**EXTRACTED INFORMATION:**
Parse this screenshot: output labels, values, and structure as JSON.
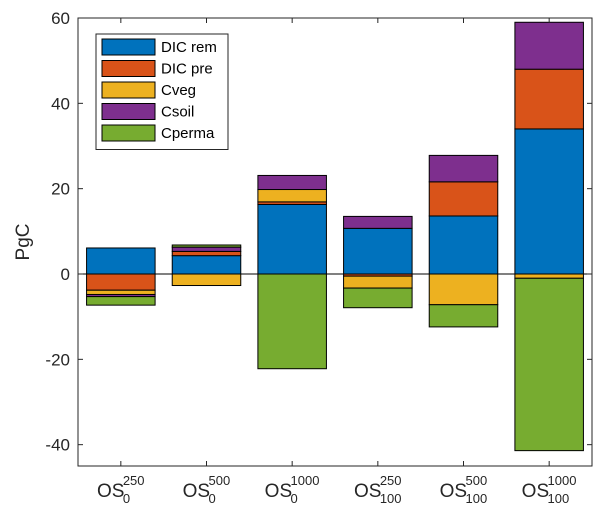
{
  "chart_data": {
    "type": "bar",
    "stacked": true,
    "title": "",
    "xlabel": "",
    "ylabel": "PgC",
    "ylim": [
      -45,
      60
    ],
    "yticks": [
      -40,
      -20,
      0,
      20,
      40,
      60
    ],
    "categories": [
      {
        "base": "OS",
        "sub": "0",
        "sup": "250"
      },
      {
        "base": "OS",
        "sub": "0",
        "sup": "500"
      },
      {
        "base": "OS",
        "sub": "0",
        "sup": "1000"
      },
      {
        "base": "OS",
        "sub": "100",
        "sup": "250"
      },
      {
        "base": "OS",
        "sub": "100",
        "sup": "500"
      },
      {
        "base": "OS",
        "sub": "100",
        "sup": "1000"
      }
    ],
    "series": [
      {
        "name": "DIC rem",
        "color": "#0072BD",
        "values": [
          6.1,
          4.3,
          16.3,
          10.7,
          13.6,
          34.0
        ]
      },
      {
        "name": "DIC pre",
        "color": "#D95319",
        "values": [
          -3.8,
          1.0,
          0.6,
          -0.5,
          8.0,
          14.0
        ]
      },
      {
        "name": "Cveg",
        "color": "#EDB120",
        "values": [
          -1.0,
          -2.7,
          2.9,
          -2.8,
          -7.2,
          -1.0
        ]
      },
      {
        "name": "Csoil",
        "color": "#7E2F8E",
        "values": [
          -0.5,
          1.0,
          3.3,
          2.8,
          6.2,
          11.0
        ]
      },
      {
        "name": "Cperma",
        "color": "#77AC30",
        "values": [
          -2.0,
          0.5,
          -22.2,
          -4.6,
          -5.2,
          -40.4
        ]
      }
    ],
    "legend_position": "top-left"
  }
}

**REQUIRED TASK:**
Filter the records, keeping only lines that contain "color", and show those lines.

**RESPONSE:**
        "color": "#0072BD",
        "color": "#D95319",
        "color": "#EDB120",
        "color": "#7E2F8E",
        "color": "#77AC30",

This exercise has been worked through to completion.